**WHAT YOU WILL DO**: Gather from the listing below each line that includes the word "several", and copy it.

++++ THE RECORDS

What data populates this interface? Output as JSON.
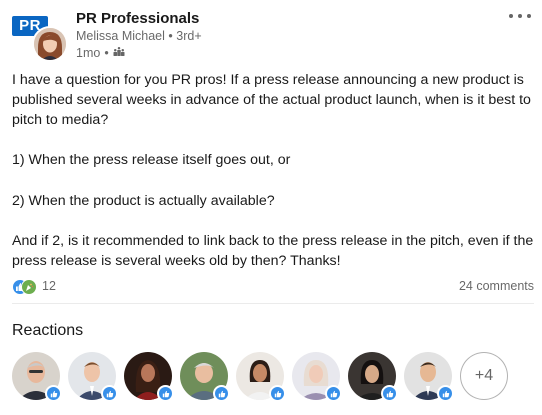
{
  "header": {
    "group_logo_text": "PR",
    "group_name": "PR Professionals",
    "author_name": "Melissa Michael",
    "separator": "•",
    "connection_degree": "3rd+",
    "time_ago": "1mo",
    "audience_icon": "group-audience-icon",
    "more_icon": "more-options-icon"
  },
  "post": {
    "paragraphs": [
      "I have a question for you PR pros! If a press release announcing a new product is published several weeks in advance of the actual product launch, when is it best to pitch to media?",
      "1) When the press release itself goes out, or",
      "2) When the product is actually available?",
      "And if 2, is it recommended to link back to the press release in the pitch, even if the press release is several weeks old by then? Thanks!"
    ]
  },
  "social": {
    "reaction_icons": [
      "like-icon",
      "celebrate-icon"
    ],
    "reaction_count": "12",
    "comments_count": "24 comments"
  },
  "reactions": {
    "heading": "Reactions",
    "more_label": "+4",
    "reactor_badge_icon": "like-icon"
  },
  "colors": {
    "brand_blue": "#0a66c2",
    "like_blue": "#378fe9",
    "celebrate_green": "#6dae4f",
    "secondary_text": "rgba(0,0,0,0.6)"
  }
}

++++++++

**FINISHED ANSWER**:
      "I have a question for you PR pros! If a press release announcing a new product is published several weeks in advance of the actual product launch, when is it best to pitch to media?",
      "And if 2, is it recommended to link back to the press release in the pitch, even if the press release is several weeks old by then? Thanks!"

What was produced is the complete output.